WHAT TO PRODUCE: Write out every entry exactly as given, but omit the pictures.

INFORMATION GIVEN:
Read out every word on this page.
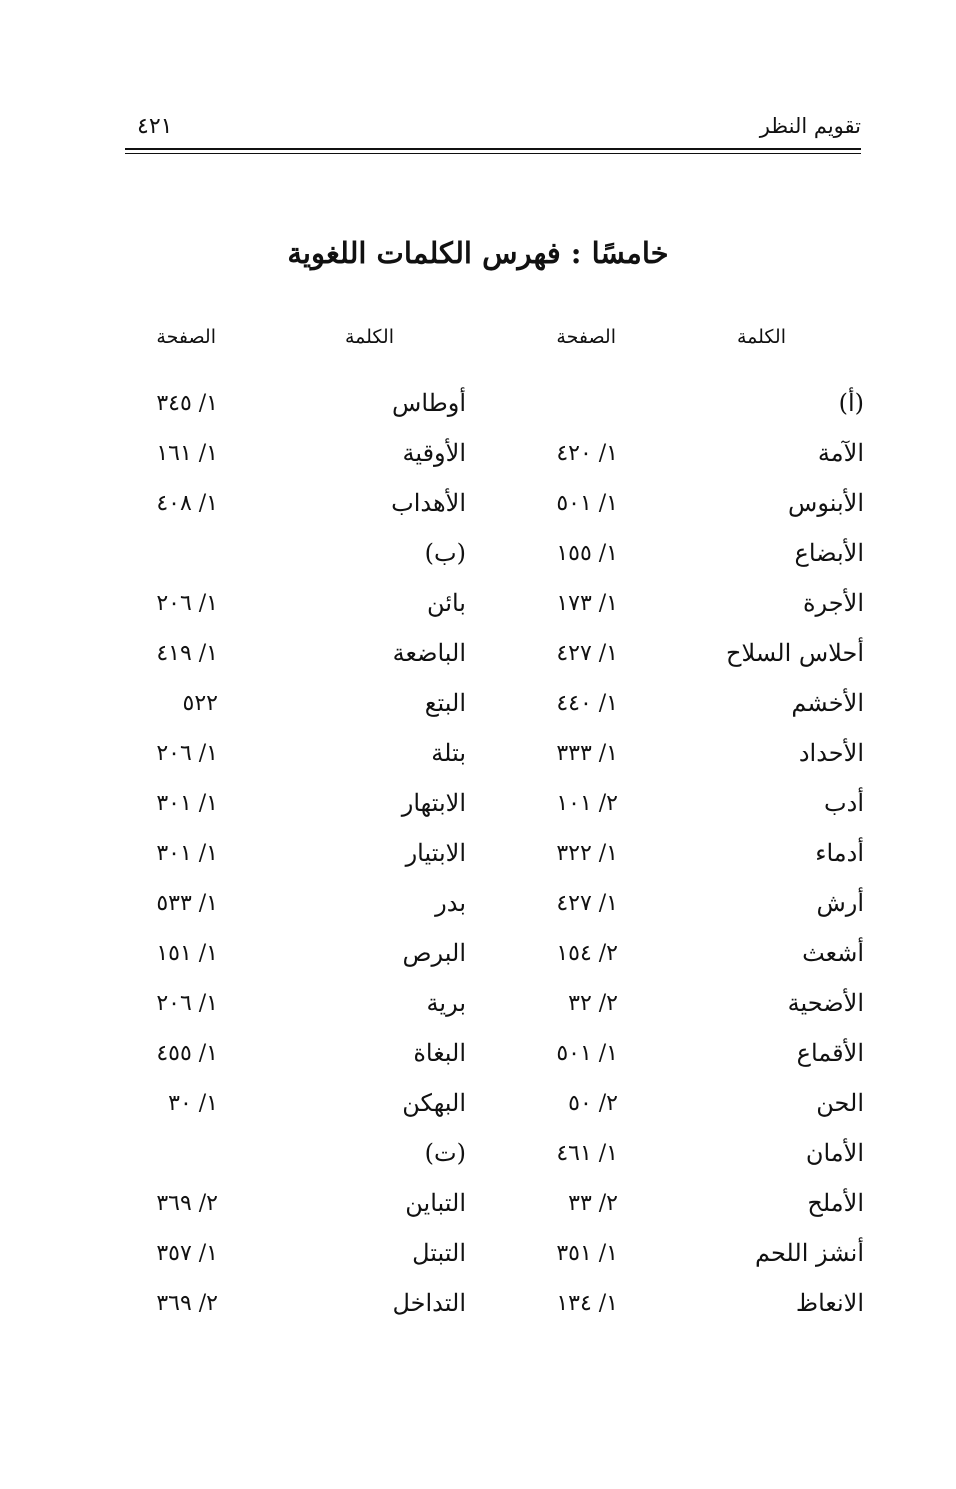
تقويم النظر
٤٢١
خامسًا : فهرس الكلمات اللغوية
الكلمة
الصفحة
الكلمة
الصفحة
(أ)
أوطاس
١/ ٣٤٥
الآمة
١/ ٤٢٠
الأوقية
١/ ١٦١
الأبنوس
١/ ٥٠١
الأهداب
١/ ٤٠٨
الأبضاع
١/ ١٥٥
(ب)
الأجرة
١/ ١٧٣
بائن
١/ ٢٠٦
أحلاس السلاح
١/ ٤٢٧
الباضعة
١/ ٤١٩
الأخشم
١/ ٤٤٠
البتع
٥٢٢
الأحداد
١/ ٣٣٣
بتلة
١/ ٢٠٦
أدب
٢/ ١٠١
الابتهار
١/ ٣٠١
أدماء
١/ ٣٢٢
الابتيار
١/ ٣٠١
أرش
١/ ٤٢٧
بدر
١/ ٥٣٣
أشعث
٢/ ١٥٤
البرص
١/ ١٥١
الأضحية
٢/ ٣٢
برية
١/ ٢٠٦
الأقماع
١/ ٥٠١
البغاة
١/ ٤٥٥
الحن
٢/ ٥٠
البهكن
١/ ٣٠
الأمان
١/ ٤٦١
(ت)
الأملح
٢/ ٣٣
التباين
٢/ ٣٦٩
أنشز اللحم
١/ ٣٥١
التبتل
١/ ٣٥٧
الانعاظ
١/ ١٣٤
التداخل
٢/ ٣٦٩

EXERCISE ANSWER:
Read out every word on this page.
تقويم النظر
٤٢١
خامسًا : فهرس الكلمات اللغوية
الكلمة
الصفحة
الكلمة
الصفحة
(أ)
أوطاس
١/ ٣٤٥
الآمة
١/ ٤٢٠
الأوقية
١/ ١٦١
الأبنوس
١/ ٥٠١
الأهداب
١/ ٤٠٨
الأبضاع
١/ ١٥٥
(ب)
الأجرة
١/ ١٧٣
بائن
١/ ٢٠٦
أحلاس السلاح
١/ ٤٢٧
الباضعة
١/ ٤١٩
الأخشم
١/ ٤٤٠
البتع
٥٢٢
الأحداد
١/ ٣٣٣
بتلة
١/ ٢٠٦
أدب
٢/ ١٠١
الابتهار
١/ ٣٠١
أدماء
١/ ٣٢٢
الابتيار
١/ ٣٠١
أرش
١/ ٤٢٧
بدر
١/ ٥٣٣
أشعث
٢/ ١٥٤
البرص
١/ ١٥١
الأضحية
٢/ ٣٢
برية
١/ ٢٠٦
الأقماع
١/ ٥٠١
البغاة
١/ ٤٥٥
الحن
٢/ ٥٠
البهكن
١/ ٣٠
الأمان
١/ ٤٦١
(ت)
الأملح
٢/ ٣٣
التباين
٢/ ٣٦٩
أنشز اللحم
١/ ٣٥١
التبتل
١/ ٣٥٧
الانعاظ
١/ ١٣٤
التداخل
٢/ ٣٦٩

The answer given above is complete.